Look through the records below and collect all lines that hold the string "MyStruct".

# # # # # # #

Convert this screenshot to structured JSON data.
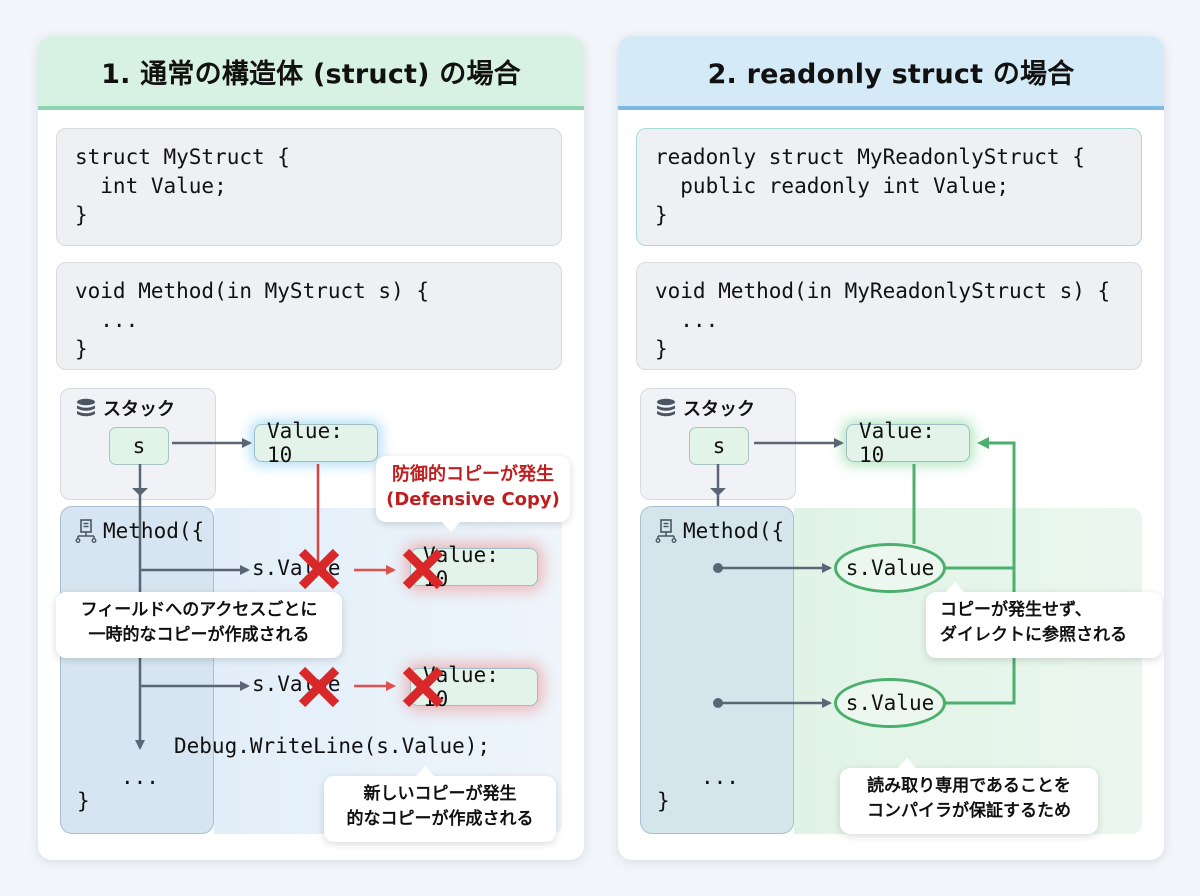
{
  "left": {
    "title": "1. 通常の構造体 (struct) の場合",
    "accent": "#8fd4ae",
    "struct_code": "struct MyStruct {\n  int Value;\n}",
    "method_code": "void Method(in MyStruct s) {\n  ...\n}",
    "stack_label": "スタック",
    "s_label": "s",
    "value_label": "Value: 10",
    "method_label": "Method({",
    "access1": "s.Value",
    "access2": "s.Value",
    "copy1": "Value: 10",
    "copy2": "Value: 10",
    "debug_line": "Debug.WriteLine(s.Value);",
    "ellipsis": "...",
    "close_brace": "}",
    "callout_defensive_line1": "防御的コピーが発生",
    "callout_defensive_line2": "(Defensive Copy)",
    "callout_field_line1": "フィールドへのアクセスごとに",
    "callout_field_line2": "一時的なコピーが作成される",
    "callout_new_line1": "新しいコピーが発生",
    "callout_new_line2": "的なコピーが作成される",
    "error_color": "#d9282a"
  },
  "right": {
    "title": "2. readonly struct の場合",
    "accent": "#7fb8e0",
    "struct_code": "readonly struct MyReadonlyStruct {\n  public readonly int Value;\n}",
    "method_code": "void Method(in MyReadonlyStruct s) {\n  ...\n}",
    "stack_label": "スタック",
    "s_label": "s",
    "value_label": "Value: 10",
    "method_label": "Method({",
    "access1": "s.Value",
    "access2": "s.Value",
    "ellipsis": "...",
    "close_brace": "}",
    "callout_direct_line1": "コピーが発生せず、",
    "callout_direct_line2": "ダイレクトに参照される",
    "callout_guarantee_line1": "読み取り専用であることを",
    "callout_guarantee_line2": "コンパイラが保証するため",
    "ref_color": "#4caf6e"
  },
  "icons": {
    "stack": "database-icon",
    "method": "network-node-icon",
    "error": "cross-icon"
  }
}
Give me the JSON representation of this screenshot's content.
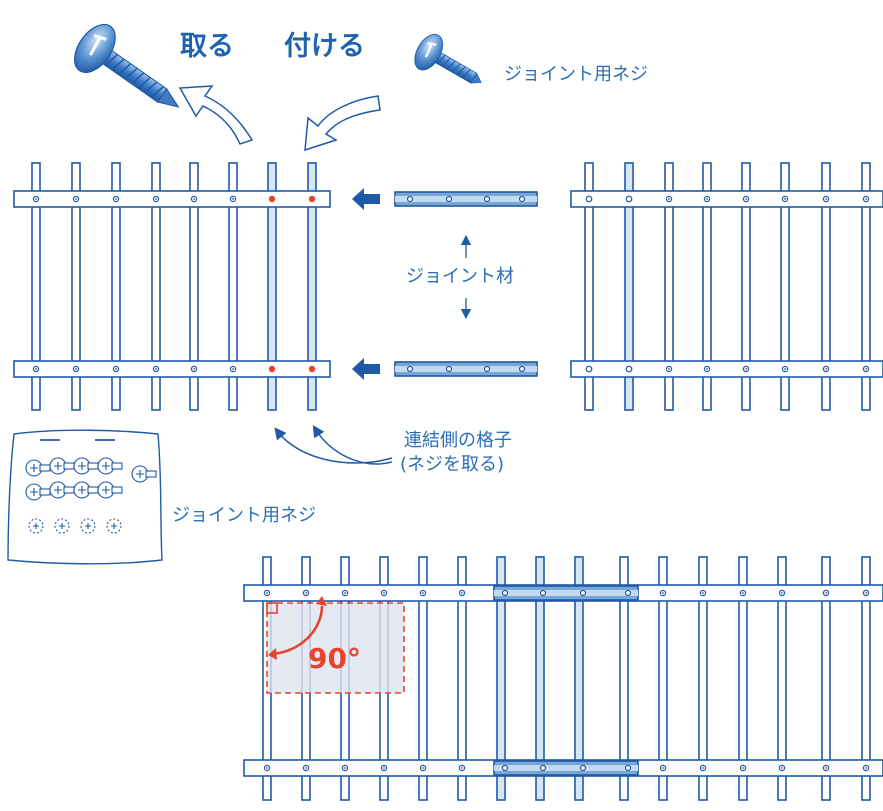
{
  "labels": {
    "remove": "取る",
    "attach": "付ける",
    "joint_screw_top": "ジョイント用ネジ",
    "joint_member": "ジョイント材",
    "connect_side_line1": "連結側の格子",
    "connect_side_line2": "(ネジを取る)",
    "joint_screw_box": "ジョイント用ネジ",
    "angle": "90°"
  },
  "colors": {
    "line_blue": "#1f5aa6",
    "fill_light": "#d6e6f5",
    "joint_fill": "#7aa6d6",
    "red": "#e8432c",
    "shade": "#dfe3ef"
  },
  "icons": [
    "screw-remove-icon",
    "screw-attach-icon",
    "push-arrow-icon",
    "curved-arrow-icon"
  ]
}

# # # # # # #

### Result for this task
    "struct_code": "struct MyStruct {\n  int Value;\n}",
    "method_code": "void Method(in MyStruct s) {\n  ...\n}",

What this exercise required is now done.